Opinión

6 mil 575 millones de pesos al día

14 noviembre 2013 5:2

 
No estoy seguro de que la doctora Mercedes Juan, la secretaria de Salud, tenga idea de la magnitud de las cifras de las que ayer habló cuando cuantificó el impacto de la violencia en la economía.
 
Refirió que ese efecto equivalía al 15 por ciento del PIB. De acuerdo con las estimaciones del PIB para este año, esta cifra sería equivalente hasta de 2.4 billones de pesos. Esto equivale a 6 mil 575 millones de pesos al día o 273 millones de pesos por cada una de las 24 horas del día.
 
 
La cifra resulta muchas veces mayor que el cálculo del INEGI respecto al impacto económico de la delincuencia y el crimen, que fue de 1.34 por ciento del PIB.
 
 
Se puede argumentar que en esta estimación se cuantifican los daños materiales, el efecto en la productividad, atención médica, rehabilitación, servicios de seguridad y desinversiones.
 
 
El dato presentado por la secretaria de Salud es mucho más amplio que el cálculo del INEGI. Sin embargo, dista mucho del rigor con el que fue estimado el dato del INEGI.

- Registros seleccionados
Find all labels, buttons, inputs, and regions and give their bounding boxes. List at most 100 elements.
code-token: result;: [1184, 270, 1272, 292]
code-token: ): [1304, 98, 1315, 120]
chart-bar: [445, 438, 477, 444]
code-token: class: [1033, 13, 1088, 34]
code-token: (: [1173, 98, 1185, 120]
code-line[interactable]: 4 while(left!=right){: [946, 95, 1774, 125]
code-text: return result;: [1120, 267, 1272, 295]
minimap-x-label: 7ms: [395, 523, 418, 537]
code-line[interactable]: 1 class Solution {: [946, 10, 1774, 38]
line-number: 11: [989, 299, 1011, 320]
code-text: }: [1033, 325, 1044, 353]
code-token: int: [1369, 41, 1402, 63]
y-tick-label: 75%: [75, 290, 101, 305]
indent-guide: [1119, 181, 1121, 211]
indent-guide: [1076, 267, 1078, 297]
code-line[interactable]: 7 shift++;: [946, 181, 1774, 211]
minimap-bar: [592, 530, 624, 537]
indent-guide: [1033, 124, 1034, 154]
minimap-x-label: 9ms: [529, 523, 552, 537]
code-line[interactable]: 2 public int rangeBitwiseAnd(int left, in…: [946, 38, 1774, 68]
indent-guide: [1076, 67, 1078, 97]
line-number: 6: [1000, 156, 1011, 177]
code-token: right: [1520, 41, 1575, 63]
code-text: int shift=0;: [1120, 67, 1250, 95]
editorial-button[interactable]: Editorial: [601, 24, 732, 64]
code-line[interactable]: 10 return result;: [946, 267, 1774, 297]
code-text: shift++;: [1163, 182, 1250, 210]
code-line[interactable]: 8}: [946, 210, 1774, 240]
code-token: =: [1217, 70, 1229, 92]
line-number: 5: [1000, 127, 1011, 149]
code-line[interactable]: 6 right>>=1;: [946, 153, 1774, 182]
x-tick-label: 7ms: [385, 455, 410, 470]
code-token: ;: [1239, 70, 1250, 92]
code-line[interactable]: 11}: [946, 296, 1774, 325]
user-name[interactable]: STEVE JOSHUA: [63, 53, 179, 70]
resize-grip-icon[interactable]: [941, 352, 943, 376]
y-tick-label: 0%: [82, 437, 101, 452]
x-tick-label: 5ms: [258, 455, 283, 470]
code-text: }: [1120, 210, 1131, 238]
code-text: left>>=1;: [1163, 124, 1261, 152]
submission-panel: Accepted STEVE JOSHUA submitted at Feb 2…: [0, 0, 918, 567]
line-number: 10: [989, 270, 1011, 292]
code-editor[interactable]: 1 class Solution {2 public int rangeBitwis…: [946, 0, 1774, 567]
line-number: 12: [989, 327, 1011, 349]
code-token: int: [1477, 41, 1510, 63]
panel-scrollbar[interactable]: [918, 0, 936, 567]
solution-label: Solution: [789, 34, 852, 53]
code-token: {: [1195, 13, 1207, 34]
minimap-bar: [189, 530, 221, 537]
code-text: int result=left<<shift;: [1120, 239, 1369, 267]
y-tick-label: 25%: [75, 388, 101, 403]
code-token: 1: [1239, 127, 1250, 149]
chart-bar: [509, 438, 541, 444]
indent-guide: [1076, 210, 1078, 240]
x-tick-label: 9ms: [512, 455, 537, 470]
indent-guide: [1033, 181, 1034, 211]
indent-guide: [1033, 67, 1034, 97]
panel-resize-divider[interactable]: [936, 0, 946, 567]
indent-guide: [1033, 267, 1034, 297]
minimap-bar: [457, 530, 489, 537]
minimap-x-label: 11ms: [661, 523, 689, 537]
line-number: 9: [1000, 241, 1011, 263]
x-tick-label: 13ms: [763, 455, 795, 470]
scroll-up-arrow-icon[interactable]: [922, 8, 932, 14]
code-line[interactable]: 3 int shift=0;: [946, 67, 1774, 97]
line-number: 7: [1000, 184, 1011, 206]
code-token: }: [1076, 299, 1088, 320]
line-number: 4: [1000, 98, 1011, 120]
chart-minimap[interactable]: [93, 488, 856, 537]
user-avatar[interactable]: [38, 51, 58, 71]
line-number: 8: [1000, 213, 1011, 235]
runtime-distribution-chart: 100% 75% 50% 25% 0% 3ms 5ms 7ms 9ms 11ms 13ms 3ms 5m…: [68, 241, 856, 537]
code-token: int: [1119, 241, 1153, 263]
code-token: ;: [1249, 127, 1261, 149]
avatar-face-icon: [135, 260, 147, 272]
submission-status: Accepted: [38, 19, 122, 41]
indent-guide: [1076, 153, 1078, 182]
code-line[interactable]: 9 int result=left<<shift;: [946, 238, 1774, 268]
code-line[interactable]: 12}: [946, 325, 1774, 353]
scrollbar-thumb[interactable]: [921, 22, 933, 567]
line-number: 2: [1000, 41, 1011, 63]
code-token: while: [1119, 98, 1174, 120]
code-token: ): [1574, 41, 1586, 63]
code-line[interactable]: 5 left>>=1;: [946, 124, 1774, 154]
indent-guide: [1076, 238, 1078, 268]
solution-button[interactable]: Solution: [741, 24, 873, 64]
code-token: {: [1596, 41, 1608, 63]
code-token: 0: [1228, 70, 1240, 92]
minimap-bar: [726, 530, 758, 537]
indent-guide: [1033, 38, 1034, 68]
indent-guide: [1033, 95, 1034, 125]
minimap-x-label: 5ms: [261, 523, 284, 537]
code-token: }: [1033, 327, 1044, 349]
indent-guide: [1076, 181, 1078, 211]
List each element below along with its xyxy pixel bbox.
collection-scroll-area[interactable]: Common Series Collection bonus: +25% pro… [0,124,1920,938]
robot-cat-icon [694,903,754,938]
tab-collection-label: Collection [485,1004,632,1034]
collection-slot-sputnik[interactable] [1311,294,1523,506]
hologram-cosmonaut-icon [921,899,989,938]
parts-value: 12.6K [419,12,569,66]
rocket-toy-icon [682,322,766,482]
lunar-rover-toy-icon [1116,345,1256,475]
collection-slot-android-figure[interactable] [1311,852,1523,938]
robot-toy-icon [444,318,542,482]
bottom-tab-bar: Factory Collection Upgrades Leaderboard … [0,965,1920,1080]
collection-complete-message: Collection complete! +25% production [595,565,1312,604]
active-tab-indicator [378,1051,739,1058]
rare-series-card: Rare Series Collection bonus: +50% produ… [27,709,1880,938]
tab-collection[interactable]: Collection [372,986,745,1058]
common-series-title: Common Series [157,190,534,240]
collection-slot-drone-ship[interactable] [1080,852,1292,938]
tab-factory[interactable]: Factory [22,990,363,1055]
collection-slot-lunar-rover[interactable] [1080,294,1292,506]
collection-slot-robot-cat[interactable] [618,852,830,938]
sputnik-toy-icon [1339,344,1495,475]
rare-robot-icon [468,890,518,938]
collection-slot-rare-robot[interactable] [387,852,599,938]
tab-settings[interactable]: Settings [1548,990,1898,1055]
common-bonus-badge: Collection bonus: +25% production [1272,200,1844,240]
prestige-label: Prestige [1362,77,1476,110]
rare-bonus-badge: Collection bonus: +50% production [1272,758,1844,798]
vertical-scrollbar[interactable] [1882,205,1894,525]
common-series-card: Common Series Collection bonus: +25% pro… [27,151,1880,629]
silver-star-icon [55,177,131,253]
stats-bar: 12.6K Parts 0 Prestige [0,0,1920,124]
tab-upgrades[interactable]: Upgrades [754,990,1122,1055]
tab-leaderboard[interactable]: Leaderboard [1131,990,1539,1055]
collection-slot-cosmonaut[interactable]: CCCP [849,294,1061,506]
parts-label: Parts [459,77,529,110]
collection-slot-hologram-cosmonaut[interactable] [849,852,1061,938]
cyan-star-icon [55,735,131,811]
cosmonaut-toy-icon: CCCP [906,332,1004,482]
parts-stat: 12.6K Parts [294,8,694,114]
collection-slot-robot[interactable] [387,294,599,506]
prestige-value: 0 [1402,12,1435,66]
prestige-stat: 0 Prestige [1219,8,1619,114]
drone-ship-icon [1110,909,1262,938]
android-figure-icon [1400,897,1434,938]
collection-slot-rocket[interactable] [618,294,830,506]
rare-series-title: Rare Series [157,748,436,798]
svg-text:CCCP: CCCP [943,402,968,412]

- Acción requerida A
Conteste, con base en la columna sobre el impacto económico de la violencia, las preguntas siguientes:
(i) ¿A qué porcentaje del PIB equivale, según la secretaria de Salud, el efecto de la violencia en la economía?
(ii) ¿En qué porcentaje del PIB cifró el INEGI el impacto económico de la delincuencia y el crimen?
(iii) ¿Cuántos millones de pesos por hora representa el cálculo de la secretaria?
- Acción requerida B
Prosiga la columna sobre el impacto económico de la violencia a partir de su última oración.

- Respuesta A
(i) El 15 por ciento del PIB.
(ii) El 1.34 por ciento del PIB.
(iii) 273 millones de pesos por hora.

- Respuesta B
 
 
Y además, al ser tan amplio el concepto, es mucho menos útil para diseñar las políticas públicas.
 
 
Querría decir que si se desterrara la violencia de todo tipo en la sociedad, el PIB sería 17.7 por ciento mayor.
 
 
Lo mínimo que habría que pedir a la secretaria es un detalle respecto a los cálculos, pues la verdad es que según estos datos, deberíamos dejar de discutir el tema de los cambios estructurales, pues con desterrar la violencia, tendríamos un impacto positivo en el PIB mayor al que podrían tener todos ellos.
 
 
Si ese fuera el caso, lo primero que deberíamos decirle a la doctora Juan es que le explique lo anterior a sus colegas, como el secretario de Hacienda o el de Energía, para que sean consistentes con las medidas que van a tener un impacto mayor en la economía.
 
 
A reserva de que se informen las razones de la estimación, la verdad es que todo indica que se trata de un ejercicio con un alto componente especulativo, que en poco contribuye a priorizar y darle orden a las políticas públicas.
 
 
La CNTE
 
 
Muchos inversionistas y ciudadanos se han sentido decepcionados de las autoridades, federales y locales, respecto a la tolerancia que existe a la disidencia magisterial.
 
Se ha generado la impresión de que, por la puerta de atrás, se han creado condiciones para no cumplir con los términos de la reforma educativa, tanto en su expresión constitucional como legal.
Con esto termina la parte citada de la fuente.